(Raw data):
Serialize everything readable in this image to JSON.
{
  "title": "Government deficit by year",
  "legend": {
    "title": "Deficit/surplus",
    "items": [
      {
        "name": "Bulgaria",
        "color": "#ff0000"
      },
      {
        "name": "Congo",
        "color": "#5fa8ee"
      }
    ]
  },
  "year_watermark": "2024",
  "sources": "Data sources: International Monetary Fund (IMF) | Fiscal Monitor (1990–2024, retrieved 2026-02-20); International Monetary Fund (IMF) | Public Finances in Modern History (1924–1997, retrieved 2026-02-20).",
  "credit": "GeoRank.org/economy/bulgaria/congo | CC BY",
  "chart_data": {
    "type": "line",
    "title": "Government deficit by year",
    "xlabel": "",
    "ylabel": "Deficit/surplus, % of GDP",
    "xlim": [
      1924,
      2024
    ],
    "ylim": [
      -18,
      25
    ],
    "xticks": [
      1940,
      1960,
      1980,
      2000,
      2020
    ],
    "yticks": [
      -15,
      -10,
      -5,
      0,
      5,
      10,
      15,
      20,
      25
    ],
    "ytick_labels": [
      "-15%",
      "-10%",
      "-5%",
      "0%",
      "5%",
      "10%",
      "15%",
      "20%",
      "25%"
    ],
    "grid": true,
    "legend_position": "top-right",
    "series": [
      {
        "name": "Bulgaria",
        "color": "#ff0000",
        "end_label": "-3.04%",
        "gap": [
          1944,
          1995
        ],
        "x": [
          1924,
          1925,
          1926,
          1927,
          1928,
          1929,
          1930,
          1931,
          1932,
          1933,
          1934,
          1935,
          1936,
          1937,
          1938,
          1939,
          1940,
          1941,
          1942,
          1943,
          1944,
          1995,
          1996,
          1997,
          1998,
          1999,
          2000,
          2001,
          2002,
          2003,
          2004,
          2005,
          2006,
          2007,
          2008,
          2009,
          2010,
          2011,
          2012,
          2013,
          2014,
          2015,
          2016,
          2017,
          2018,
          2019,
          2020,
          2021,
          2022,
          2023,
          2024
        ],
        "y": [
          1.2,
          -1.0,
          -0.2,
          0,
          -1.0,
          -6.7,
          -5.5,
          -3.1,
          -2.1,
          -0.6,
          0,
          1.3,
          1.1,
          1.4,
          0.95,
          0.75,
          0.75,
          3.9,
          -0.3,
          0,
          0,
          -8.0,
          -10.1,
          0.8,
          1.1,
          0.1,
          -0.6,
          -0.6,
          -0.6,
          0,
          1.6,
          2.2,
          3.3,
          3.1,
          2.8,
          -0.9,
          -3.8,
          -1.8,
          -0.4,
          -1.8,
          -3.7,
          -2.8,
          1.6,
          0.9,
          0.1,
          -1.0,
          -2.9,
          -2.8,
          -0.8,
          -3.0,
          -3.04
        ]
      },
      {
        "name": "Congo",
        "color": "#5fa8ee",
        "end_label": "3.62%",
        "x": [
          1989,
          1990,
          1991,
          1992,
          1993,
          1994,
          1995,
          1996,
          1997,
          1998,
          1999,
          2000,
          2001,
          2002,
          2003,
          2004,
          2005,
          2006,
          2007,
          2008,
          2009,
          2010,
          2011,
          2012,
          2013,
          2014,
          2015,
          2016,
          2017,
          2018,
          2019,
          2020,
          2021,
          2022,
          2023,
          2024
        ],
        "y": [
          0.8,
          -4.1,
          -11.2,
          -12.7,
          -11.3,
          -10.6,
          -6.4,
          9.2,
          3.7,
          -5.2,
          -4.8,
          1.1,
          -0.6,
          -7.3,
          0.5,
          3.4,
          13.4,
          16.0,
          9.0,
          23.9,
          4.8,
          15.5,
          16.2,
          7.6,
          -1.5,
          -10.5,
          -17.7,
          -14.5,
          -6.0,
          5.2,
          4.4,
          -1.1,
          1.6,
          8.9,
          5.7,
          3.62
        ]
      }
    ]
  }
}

(Task description):
In the listing above, locate each line with "title" and copy it.

(Exercise answer):
  "title": "Government deficit by year",
    "title": "Deficit/surplus",
    "title": "Government deficit by year",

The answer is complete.